◆ Set problem 1: Repeat everything in the KLEE tools passage from "# Ignores hidden" down to "seed further exploration.".
◆ Set problem 2:
Answer these questions from the KLEE tools passage:
(a) What do AFL-generated testcases always begin with?
(b) Which option must KLEE have been used with before klee-exec-tree can show statistics?
(c) Which file format is recommended for the dumped tree?
◆ Set problem 3:
Based on the KLEE tools passage, say whether each statement agrees with it. Answer yes or no and quote the words that decide it.
(a) ktest-randgen fills the .ktest file with random data.
(b) The sample branches output lists a count of 0 for Switch.
(c) KLEE can be run with the -seed-dir option to seed further exploration.

For example, suppose that you had previous fuzzed a target application with the American Fuzzy Lop (AFL) fuzzer. After fuzzing, the input queue/ contains the set of testcases that produced new state transitions. The testcases in the queue can be converted to .ktest files so that they can be further-explored in KLEE:

# Assumes that you are in the AFL output directory (specified via the `-o` option when fuzzing.
# Ignores hidden directories.
# AFL-generated testcases always begin with 'id:'

find ./queue -not -path '*/\.*' -type f -name 'id:*'    \
    -exec ktest-gen --bout-file {}.ktest --sym-file {} \;

KLEE can subsequently be run with the -seed-dir option to seed further exploration.

ktest-randgen

Similar to ktest-gen, except that it generates random data for the .ktest file.

klee-exec-tree

When KLEE was used with --write-exec-tree, klee-exec-tree can be used to show various statistics of the execution tree, e.g. branch information and information about the termination types of paths:

Example usage:

$ klee-exec-tree branches klee-out-1
branch type,count
Alloc,0
Br,55055
Call,0
Exact,0
Free,0
Getval,0
Memop,0
Realloc,0
Switch,27091
IndirectBr,0
...

$ klee-exec-tree terminations klee-out-1
termination type,count
Exit,2230
Interrupted,48352
OutOfMemory,31547
Ptr,4
External,14
...

It also can be used to dump the tree in Graphviz.dot format to generate .png/.svg files. We recommend .svg as it shows tooltips with e.g. state id, asm line, branch type.

$ klee-exec-tree tree-dot klee-out-1 | dot -Tsvg > tree.svg

◆ Dataset content:
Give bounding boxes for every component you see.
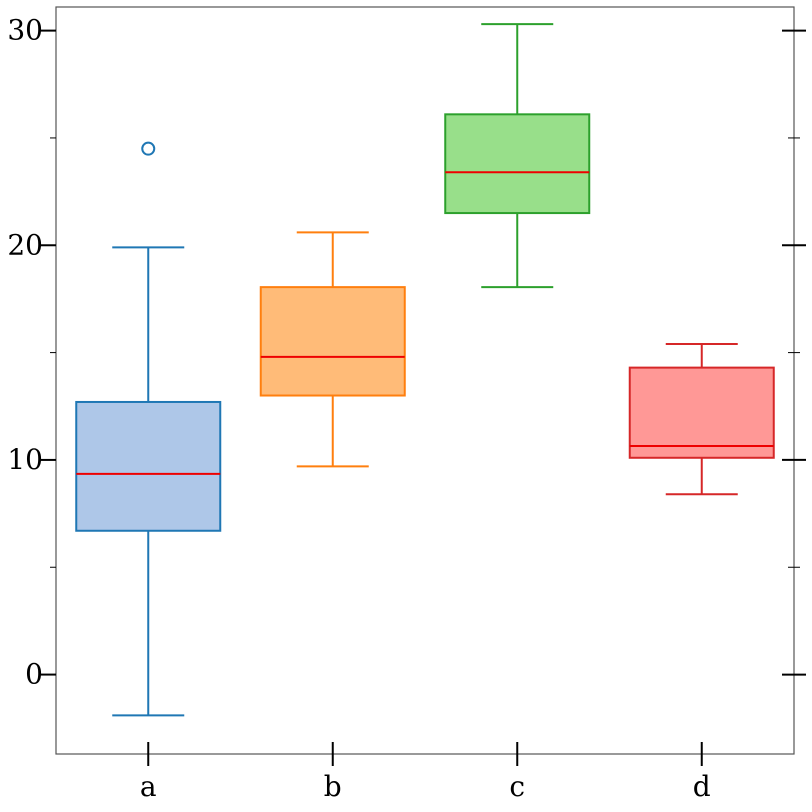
x-tick-label-b: b: [324, 770, 342, 803]
y-tick-label-0: 0: [25, 658, 43, 691]
y-tick-label-20: 20: [7, 228, 43, 261]
box-d: [628, 366, 775, 459]
box-c: [444, 113, 591, 215]
plot-frame: [55, 6, 795, 755]
outlier-point-a-0: [141, 141, 156, 156]
y-tick-label-10: 10: [7, 443, 43, 476]
box-group-a: [75, 141, 222, 717]
box-b: [259, 286, 406, 397]
x-tick-label-d: d: [693, 770, 711, 803]
plot-marks: [75, 23, 775, 717]
x-tick-label-c: c: [509, 770, 525, 803]
x-tick-label-a: a: [140, 770, 157, 803]
box-group-d: [628, 343, 775, 496]
axes: 0 10 20 30 a b c d: [7, 6, 806, 803]
y-tick-label-30: 30: [7, 14, 43, 47]
box-group-c: [444, 23, 591, 289]
box-a: [75, 400, 222, 532]
box-group-b: [259, 231, 406, 468]
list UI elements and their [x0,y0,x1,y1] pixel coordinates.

◆ Exercise solution 1:
# Ignores hidden directories.
# AFL-generated testcases always begin with 'id:'

find ./queue -not -path '*/\.*' -type f -name 'id:*'    \
    -exec ktest-gen --bout-file {}.ktest --sym-file {} \;

KLEE can subsequently be run with the -seed-dir option to seed further exploration.

◆ Exercise solution 2:
(a) 'id:'
(b) --write-exec-tree
(c) .svg

◆ Exercise solution 3:
(a) Yes: "it generates random data for the .ktest file"
(b) No: "Switch,27091"
(c) Yes: "KLEE can subsequently be run with the -seed-dir option to seed further exploration."